=== Goal ===
Print the records again, character for character.

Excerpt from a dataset
——

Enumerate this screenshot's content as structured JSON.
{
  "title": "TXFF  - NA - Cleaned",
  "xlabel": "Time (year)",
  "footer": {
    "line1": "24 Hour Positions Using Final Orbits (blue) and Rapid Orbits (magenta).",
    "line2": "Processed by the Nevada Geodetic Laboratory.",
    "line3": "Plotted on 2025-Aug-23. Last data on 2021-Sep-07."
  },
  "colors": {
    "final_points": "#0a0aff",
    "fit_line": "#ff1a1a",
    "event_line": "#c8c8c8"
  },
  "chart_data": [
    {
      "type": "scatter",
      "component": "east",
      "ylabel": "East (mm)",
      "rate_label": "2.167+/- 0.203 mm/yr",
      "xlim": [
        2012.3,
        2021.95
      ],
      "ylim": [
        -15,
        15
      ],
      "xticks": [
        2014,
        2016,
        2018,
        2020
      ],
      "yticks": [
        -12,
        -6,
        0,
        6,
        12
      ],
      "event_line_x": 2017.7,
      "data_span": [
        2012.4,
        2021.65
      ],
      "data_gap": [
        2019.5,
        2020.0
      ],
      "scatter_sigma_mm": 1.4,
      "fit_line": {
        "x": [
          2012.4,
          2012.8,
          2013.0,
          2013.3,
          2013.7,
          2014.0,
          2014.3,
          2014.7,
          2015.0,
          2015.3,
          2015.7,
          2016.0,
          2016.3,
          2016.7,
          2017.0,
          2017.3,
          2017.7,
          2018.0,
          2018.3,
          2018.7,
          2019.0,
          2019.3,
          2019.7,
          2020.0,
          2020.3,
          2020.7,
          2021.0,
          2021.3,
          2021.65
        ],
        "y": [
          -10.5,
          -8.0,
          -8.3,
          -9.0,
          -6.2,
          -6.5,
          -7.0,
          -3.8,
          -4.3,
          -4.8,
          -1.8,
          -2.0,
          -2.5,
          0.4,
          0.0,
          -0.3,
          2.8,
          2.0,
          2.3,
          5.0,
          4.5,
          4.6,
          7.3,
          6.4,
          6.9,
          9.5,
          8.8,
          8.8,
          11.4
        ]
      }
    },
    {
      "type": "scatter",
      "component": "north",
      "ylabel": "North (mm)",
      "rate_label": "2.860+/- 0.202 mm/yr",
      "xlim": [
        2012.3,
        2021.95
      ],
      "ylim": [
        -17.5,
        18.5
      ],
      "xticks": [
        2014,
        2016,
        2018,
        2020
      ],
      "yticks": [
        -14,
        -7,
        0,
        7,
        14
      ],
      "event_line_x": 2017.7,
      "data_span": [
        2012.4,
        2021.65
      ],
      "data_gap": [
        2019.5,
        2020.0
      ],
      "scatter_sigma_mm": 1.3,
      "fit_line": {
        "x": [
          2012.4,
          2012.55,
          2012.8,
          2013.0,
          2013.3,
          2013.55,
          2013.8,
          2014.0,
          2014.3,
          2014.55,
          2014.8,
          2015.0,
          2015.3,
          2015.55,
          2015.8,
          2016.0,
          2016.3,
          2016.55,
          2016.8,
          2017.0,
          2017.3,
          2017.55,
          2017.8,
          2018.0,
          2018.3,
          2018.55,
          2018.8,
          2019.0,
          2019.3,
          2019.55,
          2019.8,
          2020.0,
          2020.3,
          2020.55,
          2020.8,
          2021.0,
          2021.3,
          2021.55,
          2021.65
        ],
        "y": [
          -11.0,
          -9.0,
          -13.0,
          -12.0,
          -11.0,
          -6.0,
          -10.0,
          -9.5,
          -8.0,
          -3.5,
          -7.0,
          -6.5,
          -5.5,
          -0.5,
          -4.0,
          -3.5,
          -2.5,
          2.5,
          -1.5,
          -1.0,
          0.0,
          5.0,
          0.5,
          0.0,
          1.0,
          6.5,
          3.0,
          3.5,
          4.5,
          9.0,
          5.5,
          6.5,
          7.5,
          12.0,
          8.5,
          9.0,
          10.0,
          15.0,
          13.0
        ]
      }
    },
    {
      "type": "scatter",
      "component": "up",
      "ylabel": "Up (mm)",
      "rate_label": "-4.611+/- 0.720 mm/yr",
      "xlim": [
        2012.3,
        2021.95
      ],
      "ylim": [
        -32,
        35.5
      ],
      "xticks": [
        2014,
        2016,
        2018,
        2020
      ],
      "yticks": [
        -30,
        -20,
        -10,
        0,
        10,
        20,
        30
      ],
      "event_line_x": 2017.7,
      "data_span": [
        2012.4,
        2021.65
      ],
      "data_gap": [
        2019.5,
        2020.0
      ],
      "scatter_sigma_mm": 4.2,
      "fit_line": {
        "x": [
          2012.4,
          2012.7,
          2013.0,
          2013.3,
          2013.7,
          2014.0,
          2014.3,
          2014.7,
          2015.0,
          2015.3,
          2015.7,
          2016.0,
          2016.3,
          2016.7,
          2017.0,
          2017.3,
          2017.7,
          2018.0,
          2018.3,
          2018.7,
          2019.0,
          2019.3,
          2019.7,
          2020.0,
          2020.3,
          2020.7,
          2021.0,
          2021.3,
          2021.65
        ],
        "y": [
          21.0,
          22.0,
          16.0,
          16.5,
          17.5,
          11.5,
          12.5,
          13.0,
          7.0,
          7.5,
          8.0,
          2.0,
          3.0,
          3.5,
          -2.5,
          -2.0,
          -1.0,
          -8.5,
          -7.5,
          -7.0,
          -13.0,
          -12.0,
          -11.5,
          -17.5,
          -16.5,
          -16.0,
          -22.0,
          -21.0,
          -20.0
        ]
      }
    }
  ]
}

——

=== Task result ===
Enumerate this screenshot's content as structured JSON.
{
  "title": "TXFF  - NA - Cleaned",
  "xlabel": "Time (year)",
  "footer": {
    "line1": "24 Hour Positions Using Final Orbits (blue) and Rapid Orbits (magenta).",
    "line2": "Processed by the Nevada Geodetic Laboratory.",
    "line3": "Plotted on 2025-Aug-23. Last data on 2021-Sep-07."
  },
  "colors": {
    "final_points": "#0a0aff",
    "fit_line": "#ff1a1a",
    "event_line": "#c8c8c8"
  },
  "chart_data": [
    {
      "type": "scatter",
      "component": "east",
      "ylabel": "East (mm)",
      "rate_label": "2.167+/- 0.203 mm/yr",
      "xlim": [
        2012.3,
        2021.95
      ],
      "ylim": [
        -15,
        15
      ],
      "xticks": [
        2014,
        2016,
        2018,
        2020
      ],
      "yticks": [
        -12,
        -6,
        0,
        6,
        12
      ],
      "event_line_x": 2017.7,
      "data_span": [
        2012.4,
        2021.65
      ],
      "data_gap": [
        2019.5,
        2020.0
      ],
      "scatter_sigma_mm": 1.4,
      "fit_line": {
        "x": [
          2012.4,
          2012.8,
          2013.0,
          2013.3,
          2013.7,
          2014.0,
          2014.3,
          2014.7,
          2015.0,
          2015.3,
          2015.7,
          2016.0,
          2016.3,
          2016.7,
          2017.0,
          2017.3,
          2017.7,
          2018.0,
          2018.3,
          2018.7,
          2019.0,
          2019.3,
          2019.7,
          2020.0,
          2020.3,
          2020.7,
          2021.0,
          2021.3,
          2021.65
        ],
        "y": [
          -10.5,
          -8.0,
          -8.3,
          -9.0,
          -6.2,
          -6.5,
          -7.0,
          -3.8,
          -4.3,
          -4.8,
          -1.8,
          -2.0,
          -2.5,
          0.4,
          0.0,
          -0.3,
          2.8,
          2.0,
          2.3,
          5.0,
          4.5,
          4.6,
          7.3,
          6.4,
          6.9,
          9.5,
          8.8,
          8.8,
          11.4
        ]
      }
    },
    {
      "type": "scatter",
      "component": "north",
      "ylabel": "North (mm)",
      "rate_label": "2.860+/- 0.202 mm/yr",
      "xlim": [
        2012.3,
        2021.95
      ],
      "ylim": [
        -17.5,
        18.5
      ],
      "xticks": [
        2014,
        2016,
        2018,
        2020
      ],
      "yticks": [
        -14,
        -7,
        0,
        7,
        14
      ],
      "event_line_x": 2017.7,
      "data_span": [
        2012.4,
        2021.65
      ],
      "data_gap": [
        2019.5,
        2020.0
      ],
      "scatter_sigma_mm": 1.3,
      "fit_line": {
        "x": [
          2012.4,
          2012.55,
          2012.8,
          2013.0,
          2013.3,
          2013.55,
          2013.8,
          2014.0,
          2014.3,
          2014.55,
          2014.8,
          2015.0,
          2015.3,
          2015.55,
          2015.8,
          2016.0,
          2016.3,
          2016.55,
          2016.8,
          2017.0,
          2017.3,
          2017.55,
          2017.8,
          2018.0,
          2018.3,
          2018.55,
          2018.8,
          2019.0,
          2019.3,
          2019.55,
          2019.8,
          2020.0,
          2020.3,
          2020.55,
          2020.8,
          2021.0,
          2021.3,
          2021.55,
          2021.65
        ],
        "y": [
          -11.0,
          -9.0,
          -13.0,
          -12.0,
          -11.0,
          -6.0,
          -10.0,
          -9.5,
          -8.0,
          -3.5,
          -7.0,
          -6.5,
          -5.5,
          -0.5,
          -4.0,
          -3.5,
          -2.5,
          2.5,
          -1.5,
          -1.0,
          0.0,
          5.0,
          0.5,
          0.0,
          1.0,
          6.5,
          3.0,
          3.5,
          4.5,
          9.0,
          5.5,
          6.5,
          7.5,
          12.0,
          8.5,
          9.0,
          10.0,
          15.0,
          13.0
        ]
      }
    },
    {
      "type": "scatter",
      "component": "up",
      "ylabel": "Up (mm)",
      "rate_label": "-4.611+/- 0.720 mm/yr",
      "xlim": [
        2012.3,
        2021.95
      ],
      "ylim": [
        -32,
        35.5
      ],
      "xticks": [
        2014,
        2016,
        2018,
        2020
      ],
      "yticks": [
        -30,
        -20,
        -10,
        0,
        10,
        20,
        30
      ],
      "event_line_x": 2017.7,
      "data_span": [
        2012.4,
        2021.65
      ],
      "data_gap": [
        2019.5,
        2020.0
      ],
      "scatter_sigma_mm": 4.2,
      "fit_line": {
        "x": [
          2012.4,
          2012.7,
          2013.0,
          2013.3,
          2013.7,
          2014.0,
          2014.3,
          2014.7,
          2015.0,
          2015.3,
          2015.7,
          2016.0,
          2016.3,
          2016.7,
          2017.0,
          2017.3,
          2017.7,
          2018.0,
          2018.3,
          2018.7,
          2019.0,
          2019.3,
          2019.7,
          2020.0,
          2020.3,
          2020.7,
          2021.0,
          2021.3,
          2021.65
        ],
        "y": [
          21.0,
          22.0,
          16.0,
          16.5,
          17.5,
          11.5,
          12.5,
          13.0,
          7.0,
          7.5,
          8.0,
          2.0,
          3.0,
          3.5,
          -2.5,
          -2.0,
          -1.0,
          -8.5,
          -7.5,
          -7.0,
          -13.0,
          -12.0,
          -11.5,
          -17.5,
          -16.5,
          -16.0,
          -22.0,
          -21.0,
          -20.0
        ]
      }
    }
  ]
}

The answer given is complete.